+++ Provided data +++

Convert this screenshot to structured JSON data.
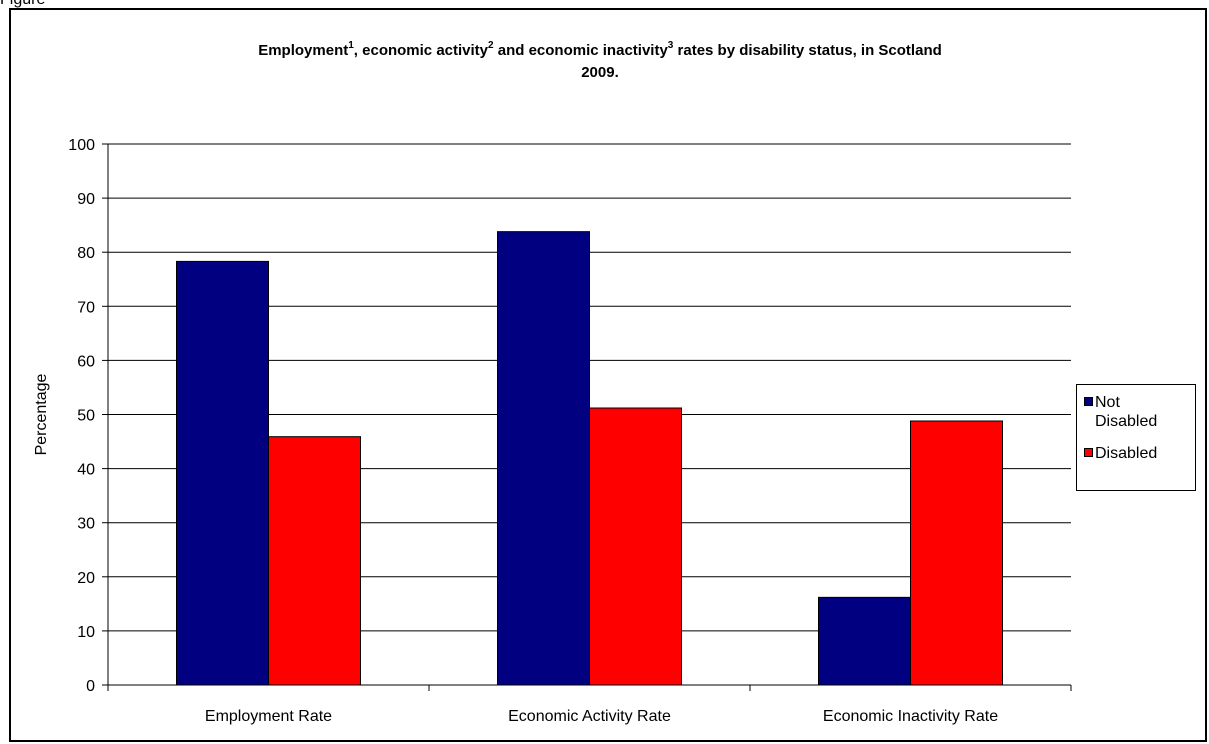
{
  "figure_label": "Figure",
  "chart_data": {
    "type": "bar",
    "title_parts": [
      {
        "text": "Employment",
        "sup": "1"
      },
      {
        "text": ", economic activity",
        "sup": "2"
      },
      {
        "text": " and economic inactivity",
        "sup": "3"
      },
      {
        "text": " rates by disability status, in Scotland",
        "sup": ""
      }
    ],
    "title_line2": "2009.",
    "categories": [
      "Employment Rate",
      "Economic Activity Rate",
      "Economic Inactivity Rate"
    ],
    "series": [
      {
        "name": "Not Disabled",
        "legend_lines": [
          "Not",
          "Disabled"
        ],
        "color": "#000080",
        "values": [
          78.3,
          83.8,
          16.2
        ]
      },
      {
        "name": "Disabled",
        "legend_lines": [
          "Disabled"
        ],
        "color": "#ff0000",
        "values": [
          45.9,
          51.2,
          48.8
        ]
      }
    ],
    "ylabel": "Percentage",
    "xlabel": "",
    "ylim": [
      0,
      100
    ],
    "ytick_step": 10,
    "yticks": [
      "0",
      "10",
      "20",
      "30",
      "40",
      "50",
      "60",
      "70",
      "80",
      "90",
      "100"
    ],
    "grid": true,
    "legend_position": "right"
  }
}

+++

→ What is expected
Above are the records; reproduce them exactly and leave out the pictures.

→ Solved problem
Convert this screenshot to structured JSON data.
{
  "figure_label": "Figure",
  "chart_data": {
    "type": "bar",
    "title_parts": [
      {
        "text": "Employment",
        "sup": "1"
      },
      {
        "text": ", economic activity",
        "sup": "2"
      },
      {
        "text": " and economic inactivity",
        "sup": "3"
      },
      {
        "text": " rates by disability status, in Scotland",
        "sup": ""
      }
    ],
    "title_line2": "2009.",
    "categories": [
      "Employment Rate",
      "Economic Activity Rate",
      "Economic Inactivity Rate"
    ],
    "series": [
      {
        "name": "Not Disabled",
        "legend_lines": [
          "Not",
          "Disabled"
        ],
        "color": "#000080",
        "values": [
          78.3,
          83.8,
          16.2
        ]
      },
      {
        "name": "Disabled",
        "legend_lines": [
          "Disabled"
        ],
        "color": "#ff0000",
        "values": [
          45.9,
          51.2,
          48.8
        ]
      }
    ],
    "ylabel": "Percentage",
    "xlabel": "",
    "ylim": [
      0,
      100
    ],
    "ytick_step": 10,
    "yticks": [
      "0",
      "10",
      "20",
      "30",
      "40",
      "50",
      "60",
      "70",
      "80",
      "90",
      "100"
    ],
    "grid": true,
    "legend_position": "right"
  }
}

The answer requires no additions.